Data excerpts
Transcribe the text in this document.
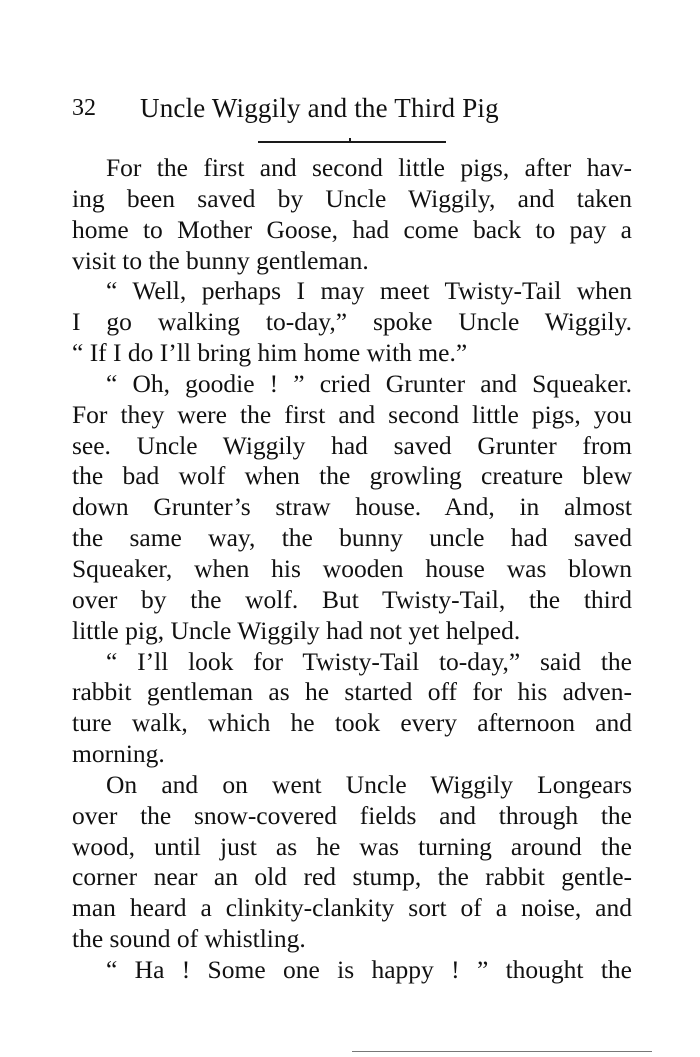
32 Uncle Wiggily and the Third Pig
For the first and second little pigs, after hav-
ing been saved by Uncle Wiggily, and taken
home to Mother Goose, had come back to pay a
visit to the bunny gentleman.
“ Well, perhaps I may meet Twisty-Tail when
I go walking to-day,” spoke Uncle Wiggily.
“ If I do I’ll bring him home with me.”
“ Oh, goodie ! ” cried Grunter and Squeaker.
For they were the first and second little pigs, you
see. Uncle Wiggily had saved Grunter from
the bad wolf when the growling creature blew
down Grunter’s straw house. And, in almost
the same way, the bunny uncle had saved
Squeaker, when his wooden house was blown
over by the wolf. But Twisty-Tail, the third
little pig, Uncle Wiggily had not yet helped.
“ I’ll look for Twisty-Tail to-day,” said the
rabbit gentleman as he started off for his adven-
ture walk, which he took every afternoon and
morning.
On and on went Uncle Wiggily Longears
over the snow-covered fields and through the
wood, until just as he was turning around the
corner near an old red stump, the rabbit gentle-
man heard a clinkity-clankity sort of a noise, and
the sound of whistling.
“ Ha ! Some one is happy ! ” thought the
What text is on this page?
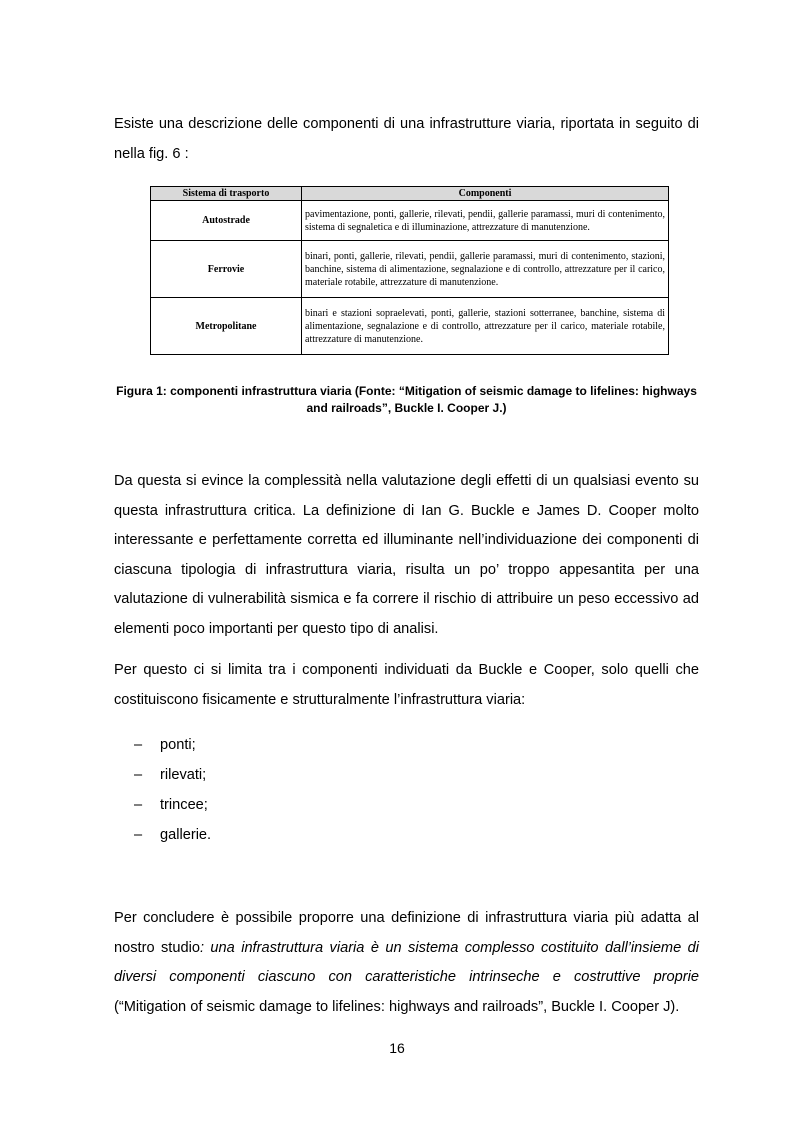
Esiste una descrizione delle componenti di una infrastrutture viaria, riportata in seguito di nella fig. 6 :

Sistema di trasporto	Componenti
Autostrade	pavimentazione, ponti, gallerie, rilevati, pendii, gallerie paramassi, muri di contenimento, sistema di segnaletica e di illuminazione, attrezzature di manutenzione.
Ferrovie	binari, ponti, gallerie, rilevati, pendii, gallerie paramassi, muri di contenimento, stazioni, banchine, sistema di alimentazione, segnalazione e di controllo, attrezzature per il carico, materiale rotabile, attrezzature di manutenzione.
Metropolitane	binari e stazioni sopraelevati, ponti, gallerie, stazioni sotterranee, banchine, sistema di alimentazione, segnalazione e di controllo, attrezzature per il carico, materiale rotabile, attrezzature di manutenzione.

Figura 1: componenti infrastruttura viaria (Fonte: “Mitigation of seismic damage to lifelines: highways and railroads”, Buckle I. Cooper J.)

Da questa si evince la complessità nella valutazione degli effetti di un qualsiasi evento su questa infrastruttura critica. La definizione di Ian G. Buckle e James D. Cooper molto interessante e perfettamente corretta ed illuminante nell’individuazione dei componenti di ciascuna tipologia di infrastruttura viaria, risulta un po’ troppo appesantita per una valutazione di vulnerabilità sismica e fa correre il rischio di attribuire un peso eccessivo ad elementi poco importanti per questo tipo di analisi.

Per questo ci si limita tra i componenti individuati da Buckle e Cooper, solo quelli che costituiscono fisicamente e strutturalmente l’infrastruttura viaria:

– ponti;
– rilevati;
– trincee;
– gallerie.

Per concludere è possibile proporre una definizione di infrastruttura viaria più adatta al nostro studio: una infrastruttura viaria è un sistema complesso costituito dall’insieme di diversi componenti ciascuno con caratteristiche intrinseche e costruttive proprie (“Mitigation of seismic damage to lifelines: highways and railroads”, Buckle I. Cooper J).

16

Stated task> Beginning with the line that contains "What text is on this page?" in the data above, please copy each line exactly until the last line, both ends included, skipping any pictures.

Response to the task>
What text is on this page?
Esiste una descrizione delle componenti di una infrastrutture viaria, riportata in seguito di nella fig. 6 :

Sistema di trasporto	Componenti
Autostrade	pavimentazione, ponti, gallerie, rilevati, pendii, gallerie paramassi, muri di contenimento, sistema di segnaletica e di illuminazione, attrezzature di manutenzione.
Ferrovie	binari, ponti, gallerie, rilevati, pendii, gallerie paramassi, muri di contenimento, stazioni, banchine, sistema di alimentazione, segnalazione e di controllo, attrezzature per il carico, materiale rotabile, attrezzature di manutenzione.
Metropolitane	binari e stazioni sopraelevati, ponti, gallerie, stazioni sotterranee, banchine, sistema di alimentazione, segnalazione e di controllo, attrezzature per il carico, materiale rotabile, attrezzature di manutenzione.

Figura 1: componenti infrastruttura viaria (Fonte: “Mitigation of seismic damage to lifelines: highways and railroads”, Buckle I. Cooper J.)

Da questa si evince la complessità nella valutazione degli effetti di un qualsiasi evento su questa infrastruttura critica. La definizione di Ian G. Buckle e James D. Cooper molto interessante e perfettamente corretta ed illuminante nell’individuazione dei componenti di ciascuna tipologia di infrastruttura viaria, risulta un po’ troppo appesantita per una valutazione di vulnerabilità sismica e fa correre il rischio di attribuire un peso eccessivo ad elementi poco importanti per questo tipo di analisi.

Per questo ci si limita tra i componenti individuati da Buckle e Cooper, solo quelli che costituiscono fisicamente e strutturalmente l’infrastruttura viaria:

– ponti;
– rilevati;
– trincee;
– gallerie.

Per concludere è possibile proporre una definizione di infrastruttura viaria più adatta al nostro studio: una infrastruttura viaria è un sistema complesso costituito dall’insieme di diversi componenti ciascuno con caratteristiche intrinseche e costruttive proprie (“Mitigation of seismic damage to lifelines: highways and railroads”, Buckle I. Cooper J).

16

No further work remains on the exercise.